[START Data provided]

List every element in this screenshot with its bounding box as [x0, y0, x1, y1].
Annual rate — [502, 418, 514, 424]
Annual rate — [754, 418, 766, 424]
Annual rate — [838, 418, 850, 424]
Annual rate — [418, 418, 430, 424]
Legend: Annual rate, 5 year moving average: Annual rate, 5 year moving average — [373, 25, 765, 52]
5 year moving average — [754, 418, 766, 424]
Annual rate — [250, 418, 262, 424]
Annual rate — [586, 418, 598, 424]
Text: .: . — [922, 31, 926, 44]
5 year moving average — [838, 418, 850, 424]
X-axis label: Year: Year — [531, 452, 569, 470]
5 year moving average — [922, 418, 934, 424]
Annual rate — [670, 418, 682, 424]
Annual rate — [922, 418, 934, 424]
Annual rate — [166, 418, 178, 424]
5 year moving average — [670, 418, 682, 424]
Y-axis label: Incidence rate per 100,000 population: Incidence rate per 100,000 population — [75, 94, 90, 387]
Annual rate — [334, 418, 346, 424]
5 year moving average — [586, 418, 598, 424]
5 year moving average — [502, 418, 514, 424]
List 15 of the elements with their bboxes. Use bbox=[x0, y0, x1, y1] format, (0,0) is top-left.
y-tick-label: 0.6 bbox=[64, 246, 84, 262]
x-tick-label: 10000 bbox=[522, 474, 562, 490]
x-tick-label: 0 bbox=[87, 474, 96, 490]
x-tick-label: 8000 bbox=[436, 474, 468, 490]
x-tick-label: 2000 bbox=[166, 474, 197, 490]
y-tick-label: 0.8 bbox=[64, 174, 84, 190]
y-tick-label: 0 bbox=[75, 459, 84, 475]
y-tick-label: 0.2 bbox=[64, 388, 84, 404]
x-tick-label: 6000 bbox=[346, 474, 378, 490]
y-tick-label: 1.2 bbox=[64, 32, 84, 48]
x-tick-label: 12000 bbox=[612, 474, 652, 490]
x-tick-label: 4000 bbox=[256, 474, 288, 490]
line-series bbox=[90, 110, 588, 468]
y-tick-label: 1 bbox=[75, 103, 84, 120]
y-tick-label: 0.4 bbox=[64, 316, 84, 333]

[END Data provided]

Your objective:
Can you repeat all of the entries above line for line, with every character unchanged?

Written solution:
List every element in this screenshot with its bounding box as [x0, y0, x1, y1].
Annual rate — [502, 418, 514, 424]
Annual rate — [754, 418, 766, 424]
Annual rate — [838, 418, 850, 424]
Annual rate — [418, 418, 430, 424]
Legend: Annual rate, 5 year moving average: Annual rate, 5 year moving average — [373, 25, 765, 52]
5 year moving average — [754, 418, 766, 424]
Annual rate — [250, 418, 262, 424]
Annual rate — [586, 418, 598, 424]
Text: .: . — [922, 31, 926, 44]
5 year moving average — [838, 418, 850, 424]
X-axis label: Year: Year — [531, 452, 569, 470]
5 year moving average — [922, 418, 934, 424]
Annual rate — [670, 418, 682, 424]
Annual rate — [922, 418, 934, 424]
Annual rate — [166, 418, 178, 424]
5 year moving average — [670, 418, 682, 424]
Y-axis label: Incidence rate per 100,000 population: Incidence rate per 100,000 population — [75, 94, 90, 387]
Annual rate — [334, 418, 346, 424]
5 year moving average — [586, 418, 598, 424]
5 year moving average — [502, 418, 514, 424]
List 15 of the elements with their bboxes. Use bbox=[x0, y0, x1, y1] format, (0,0) is top-left.
y-tick-label: 0.6 bbox=[64, 246, 84, 262]
x-tick-label: 10000 bbox=[522, 474, 562, 490]
x-tick-label: 0 bbox=[87, 474, 96, 490]
x-tick-label: 8000 bbox=[436, 474, 468, 490]
x-tick-label: 2000 bbox=[166, 474, 197, 490]
y-tick-label: 0.8 bbox=[64, 174, 84, 190]
y-tick-label: 0 bbox=[75, 459, 84, 475]
y-tick-label: 0.2 bbox=[64, 388, 84, 404]
x-tick-label: 6000 bbox=[346, 474, 378, 490]
y-tick-label: 1.2 bbox=[64, 32, 84, 48]
x-tick-label: 12000 bbox=[612, 474, 652, 490]
x-tick-label: 4000 bbox=[256, 474, 288, 490]
line-series bbox=[90, 110, 588, 468]
y-tick-label: 1 bbox=[75, 103, 84, 120]
y-tick-label: 0.4 bbox=[64, 316, 84, 333]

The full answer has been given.